BRIEF » Set down the full listing exactly, character for character.

RECORDS TO PROCESS »
• • • • •

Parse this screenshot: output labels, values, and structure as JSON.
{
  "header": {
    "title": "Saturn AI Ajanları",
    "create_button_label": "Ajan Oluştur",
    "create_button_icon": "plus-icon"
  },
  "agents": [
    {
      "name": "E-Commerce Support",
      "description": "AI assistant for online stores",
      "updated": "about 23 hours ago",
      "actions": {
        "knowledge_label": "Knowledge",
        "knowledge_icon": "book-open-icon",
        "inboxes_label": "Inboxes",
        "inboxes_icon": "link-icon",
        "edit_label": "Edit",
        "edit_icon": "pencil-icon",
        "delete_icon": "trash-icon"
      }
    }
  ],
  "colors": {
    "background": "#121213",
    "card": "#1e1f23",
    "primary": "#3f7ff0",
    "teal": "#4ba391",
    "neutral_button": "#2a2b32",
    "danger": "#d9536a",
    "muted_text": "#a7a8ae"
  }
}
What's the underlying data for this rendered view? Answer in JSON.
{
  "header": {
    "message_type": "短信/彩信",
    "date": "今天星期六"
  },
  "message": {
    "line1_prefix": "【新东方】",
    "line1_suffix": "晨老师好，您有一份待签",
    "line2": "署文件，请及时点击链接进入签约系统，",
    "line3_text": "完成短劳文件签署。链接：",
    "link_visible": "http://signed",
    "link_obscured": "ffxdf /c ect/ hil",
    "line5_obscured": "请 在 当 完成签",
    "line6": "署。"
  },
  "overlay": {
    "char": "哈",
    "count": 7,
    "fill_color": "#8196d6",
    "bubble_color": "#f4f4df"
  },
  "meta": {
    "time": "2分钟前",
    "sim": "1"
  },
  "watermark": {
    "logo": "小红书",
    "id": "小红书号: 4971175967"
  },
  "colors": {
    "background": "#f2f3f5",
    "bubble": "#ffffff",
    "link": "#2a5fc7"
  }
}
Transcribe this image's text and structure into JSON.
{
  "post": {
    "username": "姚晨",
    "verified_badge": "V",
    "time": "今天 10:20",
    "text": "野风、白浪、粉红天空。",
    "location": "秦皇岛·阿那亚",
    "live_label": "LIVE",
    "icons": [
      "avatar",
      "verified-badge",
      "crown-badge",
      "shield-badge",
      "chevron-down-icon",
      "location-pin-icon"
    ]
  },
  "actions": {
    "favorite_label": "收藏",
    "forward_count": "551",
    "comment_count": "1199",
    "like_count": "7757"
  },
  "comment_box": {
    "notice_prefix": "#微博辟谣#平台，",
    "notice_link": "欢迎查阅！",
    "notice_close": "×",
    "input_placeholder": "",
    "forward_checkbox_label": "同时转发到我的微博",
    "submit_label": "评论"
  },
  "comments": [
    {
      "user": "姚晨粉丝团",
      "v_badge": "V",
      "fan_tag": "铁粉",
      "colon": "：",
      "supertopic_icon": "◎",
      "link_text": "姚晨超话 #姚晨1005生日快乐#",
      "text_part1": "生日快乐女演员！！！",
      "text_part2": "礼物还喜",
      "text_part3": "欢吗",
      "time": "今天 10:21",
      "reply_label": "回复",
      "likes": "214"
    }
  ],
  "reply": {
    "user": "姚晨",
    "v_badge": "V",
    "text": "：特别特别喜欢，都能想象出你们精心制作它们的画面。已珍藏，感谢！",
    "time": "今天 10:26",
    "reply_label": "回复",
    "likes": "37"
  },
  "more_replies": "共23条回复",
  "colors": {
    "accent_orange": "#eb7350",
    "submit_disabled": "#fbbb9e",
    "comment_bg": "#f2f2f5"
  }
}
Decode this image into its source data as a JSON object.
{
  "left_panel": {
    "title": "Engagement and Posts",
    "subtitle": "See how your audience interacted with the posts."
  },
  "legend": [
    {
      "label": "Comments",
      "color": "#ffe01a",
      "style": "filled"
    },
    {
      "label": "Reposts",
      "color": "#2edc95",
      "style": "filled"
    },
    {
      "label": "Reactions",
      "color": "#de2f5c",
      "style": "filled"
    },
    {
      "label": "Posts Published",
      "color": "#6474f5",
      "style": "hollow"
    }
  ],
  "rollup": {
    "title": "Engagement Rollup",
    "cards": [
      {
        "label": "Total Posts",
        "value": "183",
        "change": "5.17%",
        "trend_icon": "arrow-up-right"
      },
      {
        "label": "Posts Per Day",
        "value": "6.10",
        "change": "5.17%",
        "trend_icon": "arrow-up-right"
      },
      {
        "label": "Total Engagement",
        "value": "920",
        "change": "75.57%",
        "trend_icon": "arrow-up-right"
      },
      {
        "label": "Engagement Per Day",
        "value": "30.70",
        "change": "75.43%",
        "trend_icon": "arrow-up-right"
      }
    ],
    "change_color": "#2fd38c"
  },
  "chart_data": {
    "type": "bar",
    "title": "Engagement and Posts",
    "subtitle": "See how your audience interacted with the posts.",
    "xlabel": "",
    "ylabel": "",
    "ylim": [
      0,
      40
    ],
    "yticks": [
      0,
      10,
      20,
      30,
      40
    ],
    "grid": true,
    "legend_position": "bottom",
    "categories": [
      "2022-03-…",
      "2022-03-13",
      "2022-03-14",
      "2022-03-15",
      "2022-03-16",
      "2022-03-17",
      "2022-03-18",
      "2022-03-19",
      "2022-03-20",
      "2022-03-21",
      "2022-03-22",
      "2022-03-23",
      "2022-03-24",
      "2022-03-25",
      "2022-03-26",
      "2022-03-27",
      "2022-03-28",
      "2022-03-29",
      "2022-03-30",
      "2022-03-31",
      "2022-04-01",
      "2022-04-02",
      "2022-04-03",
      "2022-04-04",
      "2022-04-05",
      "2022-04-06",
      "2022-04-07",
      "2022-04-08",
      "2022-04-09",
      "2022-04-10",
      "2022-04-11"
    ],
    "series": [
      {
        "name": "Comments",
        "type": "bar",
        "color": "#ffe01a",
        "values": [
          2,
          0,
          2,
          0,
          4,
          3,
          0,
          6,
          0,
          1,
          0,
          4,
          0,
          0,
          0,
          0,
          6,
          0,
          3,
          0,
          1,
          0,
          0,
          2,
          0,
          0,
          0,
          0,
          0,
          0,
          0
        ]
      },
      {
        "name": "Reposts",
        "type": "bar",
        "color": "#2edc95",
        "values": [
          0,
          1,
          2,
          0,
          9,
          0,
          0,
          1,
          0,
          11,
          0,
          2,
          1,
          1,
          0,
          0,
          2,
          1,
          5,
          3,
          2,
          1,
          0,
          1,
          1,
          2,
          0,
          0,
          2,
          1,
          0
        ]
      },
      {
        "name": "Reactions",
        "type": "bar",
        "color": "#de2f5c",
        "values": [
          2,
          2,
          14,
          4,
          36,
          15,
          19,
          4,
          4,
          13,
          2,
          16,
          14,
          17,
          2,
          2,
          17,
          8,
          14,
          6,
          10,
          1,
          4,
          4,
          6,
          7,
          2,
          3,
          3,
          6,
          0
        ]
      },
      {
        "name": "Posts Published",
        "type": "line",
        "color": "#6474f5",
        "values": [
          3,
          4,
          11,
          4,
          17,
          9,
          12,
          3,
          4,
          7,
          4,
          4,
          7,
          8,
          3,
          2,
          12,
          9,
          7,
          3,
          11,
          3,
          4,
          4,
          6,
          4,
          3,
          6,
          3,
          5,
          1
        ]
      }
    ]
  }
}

• • • • •

THE REPLY »
Parse this screenshot: output labels, values, and structure as JSON.
{
  "header": {
    "title": "Saturn AI Ajanları",
    "create_button_label": "Ajan Oluştur",
    "create_button_icon": "plus-icon"
  },
  "agents": [
    {
      "name": "E-Commerce Support",
      "description": "AI assistant for online stores",
      "updated": "about 23 hours ago",
      "actions": {
        "knowledge_label": "Knowledge",
        "knowledge_icon": "book-open-icon",
        "inboxes_label": "Inboxes",
        "inboxes_icon": "link-icon",
        "edit_label": "Edit",
        "edit_icon": "pencil-icon",
        "delete_icon": "trash-icon"
      }
    }
  ],
  "colors": {
    "background": "#121213",
    "card": "#1e1f23",
    "primary": "#3f7ff0",
    "teal": "#4ba391",
    "neutral_button": "#2a2b32",
    "danger": "#d9536a",
    "muted_text": "#a7a8ae"
  }
}
What's the underlying data for this rendered view? Answer in JSON.
{
  "header": {
    "message_type": "短信/彩信",
    "date": "今天星期六"
  },
  "message": {
    "line1_prefix": "【新东方】",
    "line1_suffix": "晨老师好，您有一份待签",
    "line2": "署文件，请及时点击链接进入签约系统，",
    "line3_text": "完成短劳文件签署。链接：",
    "link_visible": "http://signed",
    "link_obscured": "ffxdf /c ect/ hil",
    "line5_obscured": "请 在 当 完成签",
    "line6": "署。"
  },
  "overlay": {
    "char": "哈",
    "count": 7,
    "fill_color": "#8196d6",
    "bubble_color": "#f4f4df"
  },
  "meta": {
    "time": "2分钟前",
    "sim": "1"
  },
  "watermark": {
    "logo": "小红书",
    "id": "小红书号: 4971175967"
  },
  "colors": {
    "background": "#f2f3f5",
    "bubble": "#ffffff",
    "link": "#2a5fc7"
  }
}
Transcribe this image's text and structure into JSON.
{
  "post": {
    "username": "姚晨",
    "verified_badge": "V",
    "time": "今天 10:20",
    "text": "野风、白浪、粉红天空。",
    "location": "秦皇岛·阿那亚",
    "live_label": "LIVE",
    "icons": [
      "avatar",
      "verified-badge",
      "crown-badge",
      "shield-badge",
      "chevron-down-icon",
      "location-pin-icon"
    ]
  },
  "actions": {
    "favorite_label": "收藏",
    "forward_count": "551",
    "comment_count": "1199",
    "like_count": "7757"
  },
  "comment_box": {
    "notice_prefix": "#微博辟谣#平台，",
    "notice_link": "欢迎查阅！",
    "notice_close": "×",
    "input_placeholder": "",
    "forward_checkbox_label": "同时转发到我的微博",
    "submit_label": "评论"
  },
  "comments": [
    {
      "user": "姚晨粉丝团",
      "v_badge": "V",
      "fan_tag": "铁粉",
      "colon": "：",
      "supertopic_icon": "◎",
      "link_text": "姚晨超话 #姚晨1005生日快乐#",
      "text_part1": "生日快乐女演员！！！",
      "text_part2": "礼物还喜",
      "text_part3": "欢吗",
      "time": "今天 10:21",
      "reply_label": "回复",
      "likes": "214"
    }
  ],
  "reply": {
    "user": "姚晨",
    "v_badge": "V",
    "text": "：特别特别喜欢，都能想象出你们精心制作它们的画面。已珍藏，感谢！",
    "time": "今天 10:26",
    "reply_label": "回复",
    "likes": "37"
  },
  "more_replies": "共23条回复",
  "colors": {
    "accent_orange": "#eb7350",
    "submit_disabled": "#fbbb9e",
    "comment_bg": "#f2f2f5"
  }
}
Decode this image into its source data as a JSON object.
{
  "left_panel": {
    "title": "Engagement and Posts",
    "subtitle": "See how your audience interacted with the posts."
  },
  "legend": [
    {
      "label": "Comments",
      "color": "#ffe01a",
      "style": "filled"
    },
    {
      "label": "Reposts",
      "color": "#2edc95",
      "style": "filled"
    },
    {
      "label": "Reactions",
      "color": "#de2f5c",
      "style": "filled"
    },
    {
      "label": "Posts Published",
      "color": "#6474f5",
      "style": "hollow"
    }
  ],
  "rollup": {
    "title": "Engagement Rollup",
    "cards": [
      {
        "label": "Total Posts",
        "value": "183",
        "change": "5.17%",
        "trend_icon": "arrow-up-right"
      },
      {
        "label": "Posts Per Day",
        "value": "6.10",
        "change": "5.17%",
        "trend_icon": "arrow-up-right"
      },
      {
        "label": "Total Engagement",
        "value": "920",
        "change": "75.57%",
        "trend_icon": "arrow-up-right"
      },
      {
        "label": "Engagement Per Day",
        "value": "30.70",
        "change": "75.43%",
        "trend_icon": "arrow-up-right"
      }
    ],
    "change_color": "#2fd38c"
  },
  "chart_data": {
    "type": "bar",
    "title": "Engagement and Posts",
    "subtitle": "See how your audience interacted with the posts.",
    "xlabel": "",
    "ylabel": "",
    "ylim": [
      0,
      40
    ],
    "yticks": [
      0,
      10,
      20,
      30,
      40
    ],
    "grid": true,
    "legend_position": "bottom",
    "categories": [
      "2022-03-…",
      "2022-03-13",
      "2022-03-14",
      "2022-03-15",
      "2022-03-16",
      "2022-03-17",
      "2022-03-18",
      "2022-03-19",
      "2022-03-20",
      "2022-03-21",
      "2022-03-22",
      "2022-03-23",
      "2022-03-24",
      "2022-03-25",
      "2022-03-26",
      "2022-03-27",
      "2022-03-28",
      "2022-03-29",
      "2022-03-30",
      "2022-03-31",
      "2022-04-01",
      "2022-04-02",
      "2022-04-03",
      "2022-04-04",
      "2022-04-05",
      "2022-04-06",
      "2022-04-07",
      "2022-04-08",
      "2022-04-09",
      "2022-04-10",
      "2022-04-11"
    ],
    "series": [
      {
        "name": "Comments",
        "type": "bar",
        "color": "#ffe01a",
        "values": [
          2,
          0,
          2,
          0,
          4,
          3,
          0,
          6,
          0,
          1,
          0,
          4,
          0,
          0,
          0,
          0,
          6,
          0,
          3,
          0,
          1,
          0,
          0,
          2,
          0,
          0,
          0,
          0,
          0,
          0,
          0
        ]
      },
      {
        "name": "Reposts",
        "type": "bar",
        "color": "#2edc95",
        "values": [
          0,
          1,
          2,
          0,
          9,
          0,
          0,
          1,
          0,
          11,
          0,
          2,
          1,
          1,
          0,
          0,
          2,
          1,
          5,
          3,
          2,
          1,
          0,
          1,
          1,
          2,
          0,
          0,
          2,
          1,
          0
        ]
      },
      {
        "name": "Reactions",
        "type": "bar",
        "color": "#de2f5c",
        "values": [
          2,
          2,
          14,
          4,
          36,
          15,
          19,
          4,
          4,
          13,
          2,
          16,
          14,
          17,
          2,
          2,
          17,
          8,
          14,
          6,
          10,
          1,
          4,
          4,
          6,
          7,
          2,
          3,
          3,
          6,
          0
        ]
      },
      {
        "name": "Posts Published",
        "type": "line",
        "color": "#6474f5",
        "values": [
          3,
          4,
          11,
          4,
          17,
          9,
          12,
          3,
          4,
          7,
          4,
          4,
          7,
          8,
          3,
          2,
          12,
          9,
          7,
          3,
          11,
          3,
          4,
          4,
          6,
          4,
          3,
          6,
          3,
          5,
          1
        ]
      }
    ]
  }
}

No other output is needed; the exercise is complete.